Begin Exercise inputs

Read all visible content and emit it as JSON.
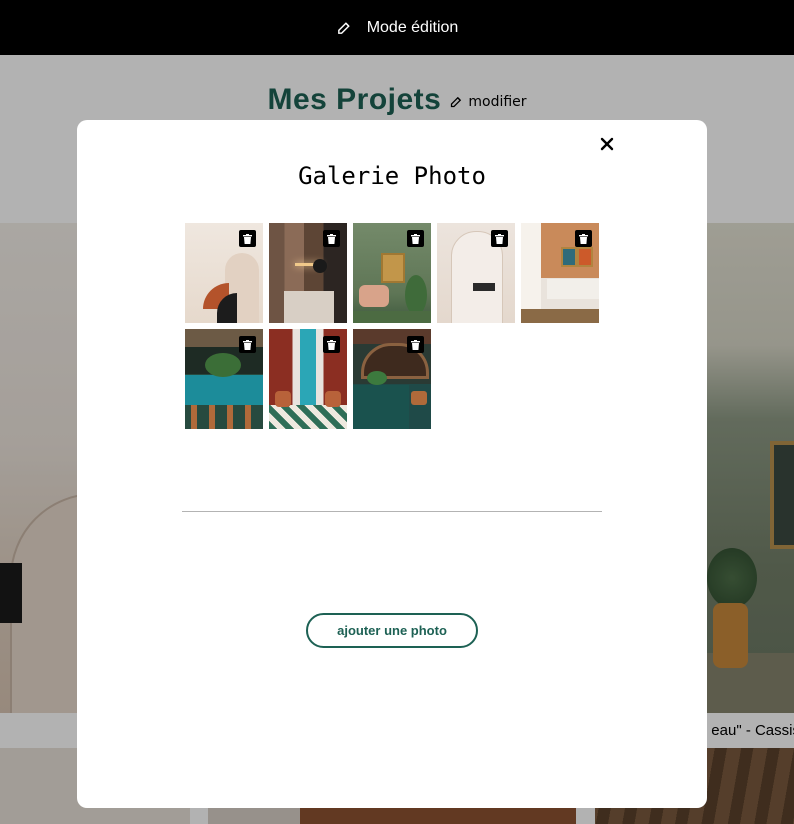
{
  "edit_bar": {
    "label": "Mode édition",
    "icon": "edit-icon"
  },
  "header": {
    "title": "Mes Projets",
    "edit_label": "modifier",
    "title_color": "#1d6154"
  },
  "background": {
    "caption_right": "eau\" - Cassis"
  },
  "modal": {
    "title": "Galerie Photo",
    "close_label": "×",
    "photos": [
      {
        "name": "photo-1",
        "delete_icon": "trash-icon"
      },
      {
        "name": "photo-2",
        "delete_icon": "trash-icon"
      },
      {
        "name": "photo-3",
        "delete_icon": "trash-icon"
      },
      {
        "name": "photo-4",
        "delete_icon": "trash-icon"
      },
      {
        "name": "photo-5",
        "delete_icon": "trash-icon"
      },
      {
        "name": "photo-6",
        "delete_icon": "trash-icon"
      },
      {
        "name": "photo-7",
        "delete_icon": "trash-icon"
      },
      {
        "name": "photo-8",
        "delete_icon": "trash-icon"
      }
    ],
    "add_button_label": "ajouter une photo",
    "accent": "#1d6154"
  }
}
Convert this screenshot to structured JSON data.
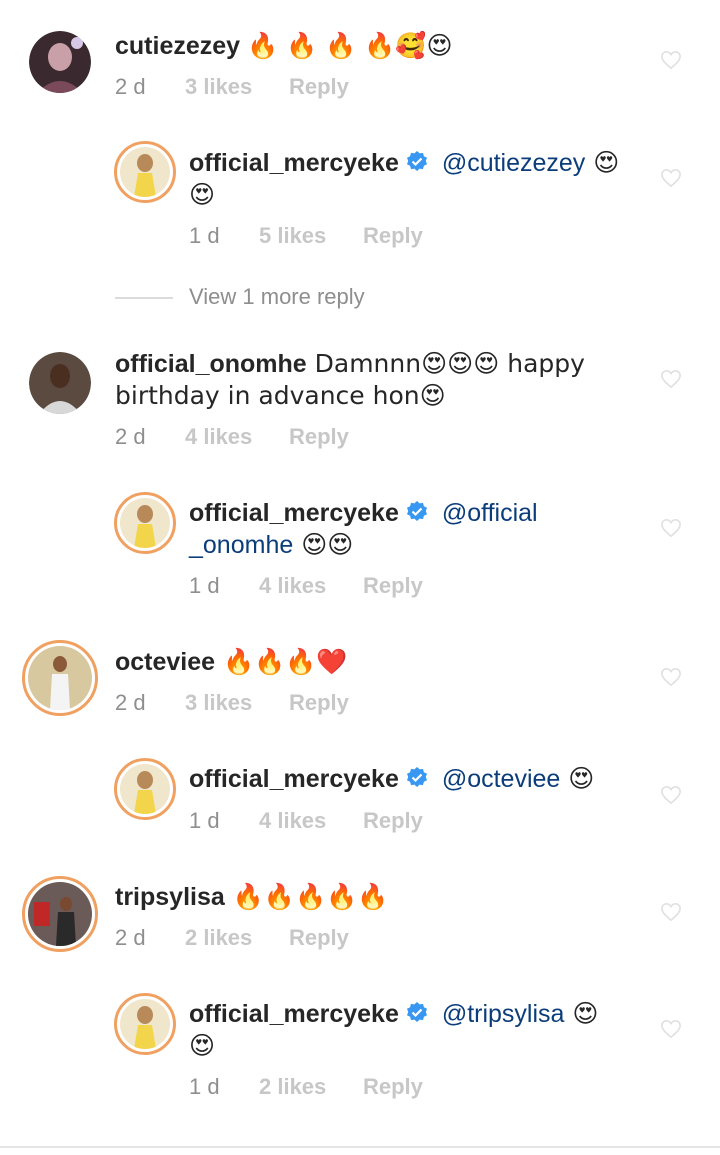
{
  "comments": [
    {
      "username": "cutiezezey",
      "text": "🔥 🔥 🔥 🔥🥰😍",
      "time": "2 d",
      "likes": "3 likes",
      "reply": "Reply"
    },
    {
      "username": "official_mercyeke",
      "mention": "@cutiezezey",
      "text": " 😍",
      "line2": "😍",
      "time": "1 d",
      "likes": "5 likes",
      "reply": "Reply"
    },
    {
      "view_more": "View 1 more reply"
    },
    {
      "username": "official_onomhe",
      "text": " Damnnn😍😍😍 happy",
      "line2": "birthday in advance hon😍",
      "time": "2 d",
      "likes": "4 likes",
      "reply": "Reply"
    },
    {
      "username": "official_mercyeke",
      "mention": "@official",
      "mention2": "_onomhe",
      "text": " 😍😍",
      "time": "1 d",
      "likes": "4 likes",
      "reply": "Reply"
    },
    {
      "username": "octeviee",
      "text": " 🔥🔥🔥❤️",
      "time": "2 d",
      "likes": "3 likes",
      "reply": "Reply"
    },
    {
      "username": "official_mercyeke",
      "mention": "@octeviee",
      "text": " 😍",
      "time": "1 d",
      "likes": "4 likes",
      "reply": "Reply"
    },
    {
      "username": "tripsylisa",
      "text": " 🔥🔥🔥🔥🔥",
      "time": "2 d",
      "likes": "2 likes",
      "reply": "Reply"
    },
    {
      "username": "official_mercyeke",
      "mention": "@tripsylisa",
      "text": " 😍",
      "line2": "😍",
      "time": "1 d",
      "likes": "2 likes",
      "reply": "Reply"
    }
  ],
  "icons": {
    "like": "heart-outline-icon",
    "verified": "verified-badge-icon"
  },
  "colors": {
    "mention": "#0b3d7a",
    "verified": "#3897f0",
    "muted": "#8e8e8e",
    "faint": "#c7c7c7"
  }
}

End Exercise inputs

→ **Exercise brief**
Copy out every line of the material above exactly, skipping the pictures.

→ **Response below**
Read all visible content and emit it as JSON.
{
  "edit_bar": {
    "label": "Mode édition",
    "icon": "edit-icon"
  },
  "header": {
    "title": "Mes Projets",
    "edit_label": "modifier",
    "title_color": "#1d6154"
  },
  "background": {
    "caption_right": "eau\" - Cassis"
  },
  "modal": {
    "title": "Galerie Photo",
    "close_label": "×",
    "photos": [
      {
        "name": "photo-1",
        "delete_icon": "trash-icon"
      },
      {
        "name": "photo-2",
        "delete_icon": "trash-icon"
      },
      {
        "name": "photo-3",
        "delete_icon": "trash-icon"
      },
      {
        "name": "photo-4",
        "delete_icon": "trash-icon"
      },
      {
        "name": "photo-5",
        "delete_icon": "trash-icon"
      },
      {
        "name": "photo-6",
        "delete_icon": "trash-icon"
      },
      {
        "name": "photo-7",
        "delete_icon": "trash-icon"
      },
      {
        "name": "photo-8",
        "delete_icon": "trash-icon"
      }
    ],
    "add_button_label": "ajouter une photo",
    "accent": "#1d6154"
  }
}
Convert this screenshot to structured JSON data.
{
  "comments": [
    {
      "username": "cutiezezey",
      "text": "🔥 🔥 🔥 🔥🥰😍",
      "time": "2 d",
      "likes": "3 likes",
      "reply": "Reply"
    },
    {
      "username": "official_mercyeke",
      "mention": "@cutiezezey",
      "text": " 😍",
      "line2": "😍",
      "time": "1 d",
      "likes": "5 likes",
      "reply": "Reply"
    },
    {
      "view_more": "View 1 more reply"
    },
    {
      "username": "official_onomhe",
      "text": " Damnnn😍😍😍 happy",
      "line2": "birthday in advance hon😍",
      "time": "2 d",
      "likes": "4 likes",
      "reply": "Reply"
    },
    {
      "username": "official_mercyeke",
      "mention": "@official",
      "mention2": "_onomhe",
      "text": " 😍😍",
      "time": "1 d",
      "likes": "4 likes",
      "reply": "Reply"
    },
    {
      "username": "octeviee",
      "text": " 🔥🔥🔥❤️",
      "time": "2 d",
      "likes": "3 likes",
      "reply": "Reply"
    },
    {
      "username": "official_mercyeke",
      "mention": "@octeviee",
      "text": " 😍",
      "time": "1 d",
      "likes": "4 likes",
      "reply": "Reply"
    },
    {
      "username": "tripsylisa",
      "text": " 🔥🔥🔥🔥🔥",
      "time": "2 d",
      "likes": "2 likes",
      "reply": "Reply"
    },
    {
      "username": "official_mercyeke",
      "mention": "@tripsylisa",
      "text": " 😍",
      "line2": "😍",
      "time": "1 d",
      "likes": "2 likes",
      "reply": "Reply"
    }
  ],
  "icons": {
    "like": "heart-outline-icon",
    "verified": "verified-badge-icon"
  },
  "colors": {
    "mention": "#0b3d7a",
    "verified": "#3897f0",
    "muted": "#8e8e8e",
    "faint": "#c7c7c7"
  }
}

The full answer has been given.